##### Provided data #####

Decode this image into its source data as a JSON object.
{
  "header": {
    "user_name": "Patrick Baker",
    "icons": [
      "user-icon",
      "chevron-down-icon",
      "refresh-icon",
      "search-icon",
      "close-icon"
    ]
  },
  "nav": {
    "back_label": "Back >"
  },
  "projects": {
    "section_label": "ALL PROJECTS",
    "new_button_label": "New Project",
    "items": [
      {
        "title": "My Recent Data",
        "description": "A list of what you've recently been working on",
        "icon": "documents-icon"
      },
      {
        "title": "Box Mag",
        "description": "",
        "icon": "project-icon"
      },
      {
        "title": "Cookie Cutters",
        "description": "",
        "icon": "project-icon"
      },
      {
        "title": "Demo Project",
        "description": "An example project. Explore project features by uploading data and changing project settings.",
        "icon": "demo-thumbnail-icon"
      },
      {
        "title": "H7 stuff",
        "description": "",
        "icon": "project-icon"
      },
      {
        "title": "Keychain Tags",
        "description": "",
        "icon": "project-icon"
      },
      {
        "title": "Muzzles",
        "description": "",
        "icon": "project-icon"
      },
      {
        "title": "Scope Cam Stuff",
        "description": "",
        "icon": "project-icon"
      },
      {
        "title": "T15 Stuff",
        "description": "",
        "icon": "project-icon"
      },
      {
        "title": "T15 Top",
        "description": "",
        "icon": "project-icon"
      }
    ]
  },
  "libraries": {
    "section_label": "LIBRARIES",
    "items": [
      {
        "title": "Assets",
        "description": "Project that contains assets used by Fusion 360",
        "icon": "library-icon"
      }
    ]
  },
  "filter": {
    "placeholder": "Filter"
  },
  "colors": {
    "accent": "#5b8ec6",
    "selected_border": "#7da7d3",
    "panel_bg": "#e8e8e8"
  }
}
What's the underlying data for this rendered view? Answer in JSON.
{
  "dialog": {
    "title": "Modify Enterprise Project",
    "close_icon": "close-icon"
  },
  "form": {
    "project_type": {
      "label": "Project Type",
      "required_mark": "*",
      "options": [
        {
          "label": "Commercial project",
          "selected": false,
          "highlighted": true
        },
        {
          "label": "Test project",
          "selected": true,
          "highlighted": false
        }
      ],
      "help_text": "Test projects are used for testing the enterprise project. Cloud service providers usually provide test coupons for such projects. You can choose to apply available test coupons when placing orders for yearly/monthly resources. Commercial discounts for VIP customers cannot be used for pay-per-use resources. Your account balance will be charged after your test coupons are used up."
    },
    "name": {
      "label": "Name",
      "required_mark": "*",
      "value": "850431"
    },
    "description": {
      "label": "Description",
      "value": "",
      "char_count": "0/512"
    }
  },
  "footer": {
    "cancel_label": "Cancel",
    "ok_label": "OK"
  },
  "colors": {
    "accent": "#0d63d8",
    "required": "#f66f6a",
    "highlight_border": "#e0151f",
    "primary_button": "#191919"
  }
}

#####

- Goal of the exercise -
Reproduce each entry above exactly, keeping every word.

- Response to the exercise -
Decode this image into its source data as a JSON object.
{
  "header": {
    "user_name": "Patrick Baker",
    "icons": [
      "user-icon",
      "chevron-down-icon",
      "refresh-icon",
      "search-icon",
      "close-icon"
    ]
  },
  "nav": {
    "back_label": "Back >"
  },
  "projects": {
    "section_label": "ALL PROJECTS",
    "new_button_label": "New Project",
    "items": [
      {
        "title": "My Recent Data",
        "description": "A list of what you've recently been working on",
        "icon": "documents-icon"
      },
      {
        "title": "Box Mag",
        "description": "",
        "icon": "project-icon"
      },
      {
        "title": "Cookie Cutters",
        "description": "",
        "icon": "project-icon"
      },
      {
        "title": "Demo Project",
        "description": "An example project. Explore project features by uploading data and changing project settings.",
        "icon": "demo-thumbnail-icon"
      },
      {
        "title": "H7 stuff",
        "description": "",
        "icon": "project-icon"
      },
      {
        "title": "Keychain Tags",
        "description": "",
        "icon": "project-icon"
      },
      {
        "title": "Muzzles",
        "description": "",
        "icon": "project-icon"
      },
      {
        "title": "Scope Cam Stuff",
        "description": "",
        "icon": "project-icon"
      },
      {
        "title": "T15 Stuff",
        "description": "",
        "icon": "project-icon"
      },
      {
        "title": "T15 Top",
        "description": "",
        "icon": "project-icon"
      }
    ]
  },
  "libraries": {
    "section_label": "LIBRARIES",
    "items": [
      {
        "title": "Assets",
        "description": "Project that contains assets used by Fusion 360",
        "icon": "library-icon"
      }
    ]
  },
  "filter": {
    "placeholder": "Filter"
  },
  "colors": {
    "accent": "#5b8ec6",
    "selected_border": "#7da7d3",
    "panel_bg": "#e8e8e8"
  }
}
What's the underlying data for this rendered view? Answer in JSON.
{
  "dialog": {
    "title": "Modify Enterprise Project",
    "close_icon": "close-icon"
  },
  "form": {
    "project_type": {
      "label": "Project Type",
      "required_mark": "*",
      "options": [
        {
          "label": "Commercial project",
          "selected": false,
          "highlighted": true
        },
        {
          "label": "Test project",
          "selected": true,
          "highlighted": false
        }
      ],
      "help_text": "Test projects are used for testing the enterprise project. Cloud service providers usually provide test coupons for such projects. You can choose to apply available test coupons when placing orders for yearly/monthly resources. Commercial discounts for VIP customers cannot be used for pay-per-use resources. Your account balance will be charged after your test coupons are used up."
    },
    "name": {
      "label": "Name",
      "required_mark": "*",
      "value": "850431"
    },
    "description": {
      "label": "Description",
      "value": "",
      "char_count": "0/512"
    }
  },
  "footer": {
    "cancel_label": "Cancel",
    "ok_label": "OK"
  },
  "colors": {
    "accent": "#0d63d8",
    "required": "#f66f6a",
    "highlight_border": "#e0151f",
    "primary_button": "#191919"
  }
}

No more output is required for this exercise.